§ Required work
Extract each line of the data below exactly as written.

Items from a data source:
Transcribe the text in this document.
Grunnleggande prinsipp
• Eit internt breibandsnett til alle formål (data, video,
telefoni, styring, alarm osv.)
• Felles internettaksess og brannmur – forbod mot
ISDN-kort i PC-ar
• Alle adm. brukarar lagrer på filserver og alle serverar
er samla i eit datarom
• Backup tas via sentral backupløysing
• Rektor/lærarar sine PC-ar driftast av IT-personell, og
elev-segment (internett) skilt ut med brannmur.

§ Task solution
Transcribe the text in this document.
Grunnleggande prinsipp
• Eit internt breibandsnett til alle formål (data, video,
telefoni, styring, alarm osv.)
• Felles internettaksess og brannmur – forbod mot
ISDN-kort i PC-ar
• Alle adm. brukarar lagrer på filserver og alle serverar
er samla i eit datarom
• Backup tas via sentral backupløysing
• Rektor/lærarar sine PC-ar driftast av IT-personell, og
elev-segment (internett) skilt ut med brannmur.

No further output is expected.